(Entries taken from a collection)
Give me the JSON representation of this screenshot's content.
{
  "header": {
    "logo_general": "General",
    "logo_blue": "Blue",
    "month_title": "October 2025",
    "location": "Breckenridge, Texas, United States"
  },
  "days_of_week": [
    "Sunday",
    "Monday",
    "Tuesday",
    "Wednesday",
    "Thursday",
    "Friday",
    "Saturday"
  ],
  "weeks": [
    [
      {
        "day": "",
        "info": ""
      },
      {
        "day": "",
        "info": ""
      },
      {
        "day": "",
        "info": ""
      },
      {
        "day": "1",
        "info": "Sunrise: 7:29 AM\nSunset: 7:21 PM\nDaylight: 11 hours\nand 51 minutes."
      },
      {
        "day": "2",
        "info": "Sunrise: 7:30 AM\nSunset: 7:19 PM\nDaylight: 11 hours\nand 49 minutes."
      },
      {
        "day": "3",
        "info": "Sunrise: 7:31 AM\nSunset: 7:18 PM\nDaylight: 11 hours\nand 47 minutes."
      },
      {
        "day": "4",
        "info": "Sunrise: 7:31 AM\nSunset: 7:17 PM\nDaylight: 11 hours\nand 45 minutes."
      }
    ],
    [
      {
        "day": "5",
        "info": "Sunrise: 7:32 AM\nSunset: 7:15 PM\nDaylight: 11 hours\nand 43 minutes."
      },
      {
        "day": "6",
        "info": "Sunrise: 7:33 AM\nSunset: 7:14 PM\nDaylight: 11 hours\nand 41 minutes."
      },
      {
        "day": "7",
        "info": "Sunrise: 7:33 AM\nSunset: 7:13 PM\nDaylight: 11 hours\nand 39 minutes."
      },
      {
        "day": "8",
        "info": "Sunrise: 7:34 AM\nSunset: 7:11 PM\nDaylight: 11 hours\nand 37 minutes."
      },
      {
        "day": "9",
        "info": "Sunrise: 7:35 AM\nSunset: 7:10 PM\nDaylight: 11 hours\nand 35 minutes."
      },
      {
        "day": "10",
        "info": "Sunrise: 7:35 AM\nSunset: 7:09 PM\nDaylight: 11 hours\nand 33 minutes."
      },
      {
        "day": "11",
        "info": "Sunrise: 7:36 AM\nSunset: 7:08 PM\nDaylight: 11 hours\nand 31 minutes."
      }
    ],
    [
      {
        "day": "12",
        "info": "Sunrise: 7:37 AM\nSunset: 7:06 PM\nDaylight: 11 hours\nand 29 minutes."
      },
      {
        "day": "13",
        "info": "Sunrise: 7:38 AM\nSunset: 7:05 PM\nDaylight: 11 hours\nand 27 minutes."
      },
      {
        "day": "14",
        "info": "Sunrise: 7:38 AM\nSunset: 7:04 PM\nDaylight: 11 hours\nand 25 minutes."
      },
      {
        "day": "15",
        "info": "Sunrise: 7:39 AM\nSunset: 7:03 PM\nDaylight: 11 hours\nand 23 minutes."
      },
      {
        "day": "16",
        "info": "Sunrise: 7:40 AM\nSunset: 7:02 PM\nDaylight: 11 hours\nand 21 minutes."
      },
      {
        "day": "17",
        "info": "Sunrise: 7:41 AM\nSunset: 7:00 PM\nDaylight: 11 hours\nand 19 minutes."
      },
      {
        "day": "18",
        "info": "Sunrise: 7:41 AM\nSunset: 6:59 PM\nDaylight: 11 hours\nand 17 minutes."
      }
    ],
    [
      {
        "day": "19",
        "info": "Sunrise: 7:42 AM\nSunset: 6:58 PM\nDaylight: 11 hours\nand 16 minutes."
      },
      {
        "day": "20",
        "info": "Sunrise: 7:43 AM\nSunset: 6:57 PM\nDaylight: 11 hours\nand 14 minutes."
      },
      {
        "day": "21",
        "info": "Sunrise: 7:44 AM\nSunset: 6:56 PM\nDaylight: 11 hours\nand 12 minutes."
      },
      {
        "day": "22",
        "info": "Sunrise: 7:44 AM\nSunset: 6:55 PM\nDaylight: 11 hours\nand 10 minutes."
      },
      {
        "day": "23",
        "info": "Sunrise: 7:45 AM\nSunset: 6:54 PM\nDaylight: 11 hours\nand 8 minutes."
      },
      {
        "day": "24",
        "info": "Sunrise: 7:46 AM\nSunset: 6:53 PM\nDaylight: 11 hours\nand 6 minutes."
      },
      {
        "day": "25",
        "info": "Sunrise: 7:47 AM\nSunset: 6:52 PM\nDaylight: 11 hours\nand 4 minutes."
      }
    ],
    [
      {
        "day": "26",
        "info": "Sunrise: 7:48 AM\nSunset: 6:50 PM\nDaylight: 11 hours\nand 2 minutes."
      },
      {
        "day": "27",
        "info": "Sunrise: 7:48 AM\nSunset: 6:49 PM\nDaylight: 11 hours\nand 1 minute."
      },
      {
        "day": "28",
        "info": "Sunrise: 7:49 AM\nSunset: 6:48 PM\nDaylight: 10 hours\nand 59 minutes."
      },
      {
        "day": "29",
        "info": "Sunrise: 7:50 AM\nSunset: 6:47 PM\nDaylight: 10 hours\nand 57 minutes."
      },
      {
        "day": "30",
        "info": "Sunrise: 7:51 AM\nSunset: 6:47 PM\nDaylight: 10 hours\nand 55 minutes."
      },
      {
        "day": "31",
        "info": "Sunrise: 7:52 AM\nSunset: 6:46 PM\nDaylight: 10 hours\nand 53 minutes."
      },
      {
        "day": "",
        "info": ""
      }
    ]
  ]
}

**Short exercise:** Copy all of the data. Keep every word exactly as it is.

**The solution:**
Give me the JSON representation of this screenshot's content.
{
  "header": {
    "logo_general": "General",
    "logo_blue": "Blue",
    "month_title": "October 2025",
    "location": "Breckenridge, Texas, United States"
  },
  "days_of_week": [
    "Sunday",
    "Monday",
    "Tuesday",
    "Wednesday",
    "Thursday",
    "Friday",
    "Saturday"
  ],
  "weeks": [
    [
      {
        "day": "",
        "info": ""
      },
      {
        "day": "",
        "info": ""
      },
      {
        "day": "",
        "info": ""
      },
      {
        "day": "1",
        "info": "Sunrise: 7:29 AM\nSunset: 7:21 PM\nDaylight: 11 hours\nand 51 minutes."
      },
      {
        "day": "2",
        "info": "Sunrise: 7:30 AM\nSunset: 7:19 PM\nDaylight: 11 hours\nand 49 minutes."
      },
      {
        "day": "3",
        "info": "Sunrise: 7:31 AM\nSunset: 7:18 PM\nDaylight: 11 hours\nand 47 minutes."
      },
      {
        "day": "4",
        "info": "Sunrise: 7:31 AM\nSunset: 7:17 PM\nDaylight: 11 hours\nand 45 minutes."
      }
    ],
    [
      {
        "day": "5",
        "info": "Sunrise: 7:32 AM\nSunset: 7:15 PM\nDaylight: 11 hours\nand 43 minutes."
      },
      {
        "day": "6",
        "info": "Sunrise: 7:33 AM\nSunset: 7:14 PM\nDaylight: 11 hours\nand 41 minutes."
      },
      {
        "day": "7",
        "info": "Sunrise: 7:33 AM\nSunset: 7:13 PM\nDaylight: 11 hours\nand 39 minutes."
      },
      {
        "day": "8",
        "info": "Sunrise: 7:34 AM\nSunset: 7:11 PM\nDaylight: 11 hours\nand 37 minutes."
      },
      {
        "day": "9",
        "info": "Sunrise: 7:35 AM\nSunset: 7:10 PM\nDaylight: 11 hours\nand 35 minutes."
      },
      {
        "day": "10",
        "info": "Sunrise: 7:35 AM\nSunset: 7:09 PM\nDaylight: 11 hours\nand 33 minutes."
      },
      {
        "day": "11",
        "info": "Sunrise: 7:36 AM\nSunset: 7:08 PM\nDaylight: 11 hours\nand 31 minutes."
      }
    ],
    [
      {
        "day": "12",
        "info": "Sunrise: 7:37 AM\nSunset: 7:06 PM\nDaylight: 11 hours\nand 29 minutes."
      },
      {
        "day": "13",
        "info": "Sunrise: 7:38 AM\nSunset: 7:05 PM\nDaylight: 11 hours\nand 27 minutes."
      },
      {
        "day": "14",
        "info": "Sunrise: 7:38 AM\nSunset: 7:04 PM\nDaylight: 11 hours\nand 25 minutes."
      },
      {
        "day": "15",
        "info": "Sunrise: 7:39 AM\nSunset: 7:03 PM\nDaylight: 11 hours\nand 23 minutes."
      },
      {
        "day": "16",
        "info": "Sunrise: 7:40 AM\nSunset: 7:02 PM\nDaylight: 11 hours\nand 21 minutes."
      },
      {
        "day": "17",
        "info": "Sunrise: 7:41 AM\nSunset: 7:00 PM\nDaylight: 11 hours\nand 19 minutes."
      },
      {
        "day": "18",
        "info": "Sunrise: 7:41 AM\nSunset: 6:59 PM\nDaylight: 11 hours\nand 17 minutes."
      }
    ],
    [
      {
        "day": "19",
        "info": "Sunrise: 7:42 AM\nSunset: 6:58 PM\nDaylight: 11 hours\nand 16 minutes."
      },
      {
        "day": "20",
        "info": "Sunrise: 7:43 AM\nSunset: 6:57 PM\nDaylight: 11 hours\nand 14 minutes."
      },
      {
        "day": "21",
        "info": "Sunrise: 7:44 AM\nSunset: 6:56 PM\nDaylight: 11 hours\nand 12 minutes."
      },
      {
        "day": "22",
        "info": "Sunrise: 7:44 AM\nSunset: 6:55 PM\nDaylight: 11 hours\nand 10 minutes."
      },
      {
        "day": "23",
        "info": "Sunrise: 7:45 AM\nSunset: 6:54 PM\nDaylight: 11 hours\nand 8 minutes."
      },
      {
        "day": "24",
        "info": "Sunrise: 7:46 AM\nSunset: 6:53 PM\nDaylight: 11 hours\nand 6 minutes."
      },
      {
        "day": "25",
        "info": "Sunrise: 7:47 AM\nSunset: 6:52 PM\nDaylight: 11 hours\nand 4 minutes."
      }
    ],
    [
      {
        "day": "26",
        "info": "Sunrise: 7:48 AM\nSunset: 6:50 PM\nDaylight: 11 hours\nand 2 minutes."
      },
      {
        "day": "27",
        "info": "Sunrise: 7:48 AM\nSunset: 6:49 PM\nDaylight: 11 hours\nand 1 minute."
      },
      {
        "day": "28",
        "info": "Sunrise: 7:49 AM\nSunset: 6:48 PM\nDaylight: 10 hours\nand 59 minutes."
      },
      {
        "day": "29",
        "info": "Sunrise: 7:50 AM\nSunset: 6:47 PM\nDaylight: 10 hours\nand 57 minutes."
      },
      {
        "day": "30",
        "info": "Sunrise: 7:51 AM\nSunset: 6:47 PM\nDaylight: 10 hours\nand 55 minutes."
      },
      {
        "day": "31",
        "info": "Sunrise: 7:52 AM\nSunset: 6:46 PM\nDaylight: 10 hours\nand 53 minutes."
      },
      {
        "day": "",
        "info": ""
      }
    ]
  ]
}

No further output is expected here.